Records from a data source
────────

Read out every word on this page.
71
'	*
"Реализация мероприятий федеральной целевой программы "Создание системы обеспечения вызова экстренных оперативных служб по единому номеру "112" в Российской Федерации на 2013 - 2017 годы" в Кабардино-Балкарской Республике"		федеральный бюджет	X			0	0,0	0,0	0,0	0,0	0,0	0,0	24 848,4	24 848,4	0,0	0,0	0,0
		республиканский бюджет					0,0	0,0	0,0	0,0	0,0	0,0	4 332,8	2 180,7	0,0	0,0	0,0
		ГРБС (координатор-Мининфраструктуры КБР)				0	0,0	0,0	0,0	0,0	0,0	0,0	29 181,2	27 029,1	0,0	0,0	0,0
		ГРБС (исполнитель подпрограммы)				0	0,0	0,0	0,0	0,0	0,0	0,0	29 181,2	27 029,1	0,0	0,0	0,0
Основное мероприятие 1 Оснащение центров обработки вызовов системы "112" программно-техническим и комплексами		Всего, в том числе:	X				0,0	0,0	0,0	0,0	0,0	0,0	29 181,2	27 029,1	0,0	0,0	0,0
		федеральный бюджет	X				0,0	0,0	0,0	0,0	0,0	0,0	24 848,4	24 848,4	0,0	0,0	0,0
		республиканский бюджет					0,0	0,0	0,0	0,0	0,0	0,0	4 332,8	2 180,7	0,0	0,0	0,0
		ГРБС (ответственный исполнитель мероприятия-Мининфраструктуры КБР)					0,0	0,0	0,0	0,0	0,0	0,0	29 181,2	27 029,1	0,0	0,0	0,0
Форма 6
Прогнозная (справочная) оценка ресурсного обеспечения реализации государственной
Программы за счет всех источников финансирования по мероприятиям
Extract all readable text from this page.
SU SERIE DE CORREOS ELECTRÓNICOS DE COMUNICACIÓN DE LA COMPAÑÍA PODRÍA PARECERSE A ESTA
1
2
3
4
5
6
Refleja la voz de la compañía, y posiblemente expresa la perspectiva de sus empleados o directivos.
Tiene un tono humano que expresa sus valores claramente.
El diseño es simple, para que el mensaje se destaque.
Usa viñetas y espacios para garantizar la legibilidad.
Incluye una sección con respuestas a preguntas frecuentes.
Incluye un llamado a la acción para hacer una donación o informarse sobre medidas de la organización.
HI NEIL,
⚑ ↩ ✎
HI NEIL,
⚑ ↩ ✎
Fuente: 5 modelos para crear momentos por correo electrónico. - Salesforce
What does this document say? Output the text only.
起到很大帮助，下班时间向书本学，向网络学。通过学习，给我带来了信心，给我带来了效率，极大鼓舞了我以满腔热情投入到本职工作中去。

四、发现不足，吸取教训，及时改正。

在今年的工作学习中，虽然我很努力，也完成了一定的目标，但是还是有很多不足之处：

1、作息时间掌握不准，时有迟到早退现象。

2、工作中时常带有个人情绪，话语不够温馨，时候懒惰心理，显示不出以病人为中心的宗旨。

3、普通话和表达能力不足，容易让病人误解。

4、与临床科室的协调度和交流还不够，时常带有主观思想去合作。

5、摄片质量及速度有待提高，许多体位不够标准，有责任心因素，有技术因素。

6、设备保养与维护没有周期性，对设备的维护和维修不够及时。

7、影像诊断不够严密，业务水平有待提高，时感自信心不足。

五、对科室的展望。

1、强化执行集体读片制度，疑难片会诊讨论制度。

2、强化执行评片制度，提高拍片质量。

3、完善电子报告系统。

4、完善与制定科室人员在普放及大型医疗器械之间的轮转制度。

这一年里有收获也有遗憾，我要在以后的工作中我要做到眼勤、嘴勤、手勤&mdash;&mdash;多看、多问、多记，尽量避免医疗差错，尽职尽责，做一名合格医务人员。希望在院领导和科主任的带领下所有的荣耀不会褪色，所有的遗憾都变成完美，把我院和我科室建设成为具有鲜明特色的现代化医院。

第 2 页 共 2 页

────────

- _TASK BRIEF_: Copy out all lines from the material above that contain the string "бюджет".

- _COMPLETED EXERCISE_:
"Реализация мероприятий федеральной целевой программы "Создание системы обеспечения вызова экстренных оперативных служб по единому номеру "112" в Российской Федерации на 2013 - 2017 годы" в Кабардино-Балкарской Республике"		федеральный бюджет	X			0	0,0	0,0	0,0	0,0	0,0	0,0	24 848,4	24 848,4	0,0	0,0	0,0
		республиканский бюджет					0,0	0,0	0,0	0,0	0,0	0,0	4 332,8	2 180,7	0,0	0,0	0,0
		федеральный бюджет	X				0,0	0,0	0,0	0,0	0,0	0,0	24 848,4	24 848,4	0,0	0,0	0,0
		республиканский бюджет					0,0	0,0	0,0	0,0	0,0	0,0	4 332,8	2 180,7	0,0	0,0	0,0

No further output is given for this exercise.